### Work order 1
Please revise the wholesale strategy passage from "- Continue to attract" up to and including "we uniquely offer.", with "newer waters" changed to "new markets".
### Work order 2
Pick up the wholesale strategy passage after its last sentence and keep writing it.

### Page text
────────────────────────────────────────
Readers might be questioning why we don’t just operate at retail. Indeed ‘me too’ have a stated aim of growing their direct business at the expense of their customers, and we’ve heard some war stories. Competing with our own customers isn’t our style, which perhaps is why we’re trusted with so much new business. Our challenge going forwards is many-fold therefore;
- Resist the tide of “resellers” who wish to cut-out the middle-man – that just increases our support costs. They should be our customers’ customers and some of you are making great strides there.
- Continue to help our customers grow strongly whilst monetising away from the ‘minute’. Our new packages represent this, along with us daring to charge for unique value we add such as trunks.
- Continue to attract the big but clueful.
Thankfully we’ve been particularly successful at the third point fishing in newer waters. We’ve always described ‘wholesale’ as measured by competence and haven’t cared about size, but it was taken as read that competence meant small. It transpires you can now be both huge and immensely capable and if you are, Simwood is quite attractive and totally unique. We’re very grateful to have won substantial business away from multi-billion pound operators because of what we stand for and what we uniquely offer.
────────────────────────────────────────
### Document layout detection rows
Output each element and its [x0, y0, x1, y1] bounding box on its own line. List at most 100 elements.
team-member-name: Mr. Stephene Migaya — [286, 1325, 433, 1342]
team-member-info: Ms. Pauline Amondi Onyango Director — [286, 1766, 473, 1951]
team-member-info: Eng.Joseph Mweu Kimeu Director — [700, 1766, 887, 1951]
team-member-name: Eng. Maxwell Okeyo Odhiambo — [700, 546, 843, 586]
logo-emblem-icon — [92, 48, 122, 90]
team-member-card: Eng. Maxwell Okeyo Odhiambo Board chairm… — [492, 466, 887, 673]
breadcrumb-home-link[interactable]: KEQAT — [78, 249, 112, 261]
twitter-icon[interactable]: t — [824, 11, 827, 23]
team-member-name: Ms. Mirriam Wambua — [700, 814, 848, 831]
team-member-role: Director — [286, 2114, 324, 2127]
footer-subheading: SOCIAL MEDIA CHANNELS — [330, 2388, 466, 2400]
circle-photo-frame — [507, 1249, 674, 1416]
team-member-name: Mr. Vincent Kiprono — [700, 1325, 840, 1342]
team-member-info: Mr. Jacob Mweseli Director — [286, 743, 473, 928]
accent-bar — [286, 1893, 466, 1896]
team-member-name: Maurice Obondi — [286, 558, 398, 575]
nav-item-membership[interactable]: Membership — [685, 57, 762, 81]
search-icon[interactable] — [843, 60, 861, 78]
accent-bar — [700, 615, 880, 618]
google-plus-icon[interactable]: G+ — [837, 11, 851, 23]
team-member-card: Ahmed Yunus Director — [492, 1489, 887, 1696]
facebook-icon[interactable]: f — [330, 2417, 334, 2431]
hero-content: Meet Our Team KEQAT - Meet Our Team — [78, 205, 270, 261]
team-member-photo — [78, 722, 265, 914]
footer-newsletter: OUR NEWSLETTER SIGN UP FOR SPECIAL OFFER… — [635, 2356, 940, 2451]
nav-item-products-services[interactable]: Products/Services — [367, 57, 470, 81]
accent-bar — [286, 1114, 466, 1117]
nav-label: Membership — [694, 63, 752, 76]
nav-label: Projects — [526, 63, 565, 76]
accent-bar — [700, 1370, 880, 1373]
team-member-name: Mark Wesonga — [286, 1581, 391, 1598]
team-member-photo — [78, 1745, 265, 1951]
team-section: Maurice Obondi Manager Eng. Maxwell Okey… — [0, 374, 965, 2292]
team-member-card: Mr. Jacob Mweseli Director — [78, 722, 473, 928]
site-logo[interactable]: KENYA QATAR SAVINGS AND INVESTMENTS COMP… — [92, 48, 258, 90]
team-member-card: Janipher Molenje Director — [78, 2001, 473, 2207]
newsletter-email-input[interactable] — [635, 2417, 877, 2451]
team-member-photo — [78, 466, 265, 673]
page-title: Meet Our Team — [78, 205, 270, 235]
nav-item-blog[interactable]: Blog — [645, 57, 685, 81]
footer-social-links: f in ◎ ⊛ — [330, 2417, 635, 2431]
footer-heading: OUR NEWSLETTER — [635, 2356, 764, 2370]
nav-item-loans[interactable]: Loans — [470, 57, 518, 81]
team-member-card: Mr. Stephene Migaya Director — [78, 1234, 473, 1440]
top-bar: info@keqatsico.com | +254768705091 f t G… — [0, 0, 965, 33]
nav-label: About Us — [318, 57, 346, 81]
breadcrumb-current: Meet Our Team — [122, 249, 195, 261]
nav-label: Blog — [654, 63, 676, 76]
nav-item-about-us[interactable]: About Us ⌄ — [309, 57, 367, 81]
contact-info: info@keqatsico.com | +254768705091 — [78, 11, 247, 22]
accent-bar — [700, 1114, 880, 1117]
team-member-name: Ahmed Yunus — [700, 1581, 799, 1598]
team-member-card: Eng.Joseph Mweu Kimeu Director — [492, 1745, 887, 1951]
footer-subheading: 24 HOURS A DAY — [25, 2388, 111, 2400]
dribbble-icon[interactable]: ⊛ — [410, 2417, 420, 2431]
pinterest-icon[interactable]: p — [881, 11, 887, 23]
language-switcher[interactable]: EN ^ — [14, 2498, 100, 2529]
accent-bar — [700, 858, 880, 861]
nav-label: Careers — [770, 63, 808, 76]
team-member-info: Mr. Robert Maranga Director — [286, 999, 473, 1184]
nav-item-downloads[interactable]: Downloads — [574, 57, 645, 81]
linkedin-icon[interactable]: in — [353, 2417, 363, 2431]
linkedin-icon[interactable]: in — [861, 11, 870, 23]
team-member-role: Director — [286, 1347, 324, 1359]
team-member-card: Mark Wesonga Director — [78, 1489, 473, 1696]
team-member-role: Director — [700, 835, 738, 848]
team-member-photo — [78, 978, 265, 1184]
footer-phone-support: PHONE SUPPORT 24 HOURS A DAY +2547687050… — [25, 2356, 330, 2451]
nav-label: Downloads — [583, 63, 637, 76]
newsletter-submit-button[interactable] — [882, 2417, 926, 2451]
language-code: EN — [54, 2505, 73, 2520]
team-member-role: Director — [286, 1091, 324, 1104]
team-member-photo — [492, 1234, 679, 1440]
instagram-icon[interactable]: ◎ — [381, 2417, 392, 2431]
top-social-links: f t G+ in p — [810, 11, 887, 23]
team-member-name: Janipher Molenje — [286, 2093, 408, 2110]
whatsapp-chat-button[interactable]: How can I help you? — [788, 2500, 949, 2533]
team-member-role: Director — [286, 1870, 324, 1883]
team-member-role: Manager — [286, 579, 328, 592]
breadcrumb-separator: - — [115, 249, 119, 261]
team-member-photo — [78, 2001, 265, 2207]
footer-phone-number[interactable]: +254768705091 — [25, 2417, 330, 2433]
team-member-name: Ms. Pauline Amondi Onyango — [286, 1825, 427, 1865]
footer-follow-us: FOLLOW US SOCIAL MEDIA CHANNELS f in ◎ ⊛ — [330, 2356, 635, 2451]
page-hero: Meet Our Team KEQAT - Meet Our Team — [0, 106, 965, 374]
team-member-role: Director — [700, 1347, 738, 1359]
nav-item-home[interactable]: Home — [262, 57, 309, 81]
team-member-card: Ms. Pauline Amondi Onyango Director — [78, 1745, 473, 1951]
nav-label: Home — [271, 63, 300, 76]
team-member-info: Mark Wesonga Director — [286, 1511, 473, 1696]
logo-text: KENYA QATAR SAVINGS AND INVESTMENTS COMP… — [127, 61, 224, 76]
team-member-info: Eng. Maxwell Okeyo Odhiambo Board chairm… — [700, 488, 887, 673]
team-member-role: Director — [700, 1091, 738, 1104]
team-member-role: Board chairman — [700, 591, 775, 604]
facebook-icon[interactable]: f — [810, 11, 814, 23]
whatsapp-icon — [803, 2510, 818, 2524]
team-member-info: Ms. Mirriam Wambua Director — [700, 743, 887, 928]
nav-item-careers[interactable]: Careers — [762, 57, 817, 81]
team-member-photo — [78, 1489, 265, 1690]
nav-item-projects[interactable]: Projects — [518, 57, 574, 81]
────────────────────────────────────────
### Task result 1
- Continue to attract the big but clueful.
Thankfully we’ve been particularly successful at the third point fishing in new markets. We’ve always described ‘wholesale’ as measured by competence and haven’t cared about size, but it was taken as read that competence meant small. It transpires you can now be both huge and immensely capable and if you are, Simwood is quite attractive and totally unique. We’re very grateful to have won substantial business away from multi-billion pound operators because of what we stand for and what we uniquely offer.

### Task result 2
We continue to punch well above our weight in the communities we operate in and we’ve spoken at more international events in 2017 than ever. In 2018 we’re adding another US trip to the list with IP Expo, or more particularly, Asterisk World where we’ve also been invited to speak. Along with our own SimCon1 and CommCon – a new UK based event where we’re Platinum sponsor and hope, but aren’t confirmed, to also be speaking. Coupled with our regular attendance at LINX member meetings, we’re more engaged with the communities we’re part of than ever. We learn and share something at everyone and would recommend attending any or all of them.
Last but not least, we concluded the reorganisation we started back in 2015 and are now, along with our new US sister Simwood Inc, a part of Simwood Group PLC. This changes nothing for customers other than being a platform for the future, a future that may succeed me (no present plans!) and a future that sees our growing team truly invested in the business.
So as we leave 2017 behind, I’d like to wish all of you the best for 2018 and once again extend a huge thank you for trusting us with your business and working with us. Given the platform changes, 2018 looks exciting! It is a scary time to be in this industry but with the platform, the team and the customers we enjoy, I’m very optimistic for our next 20 years!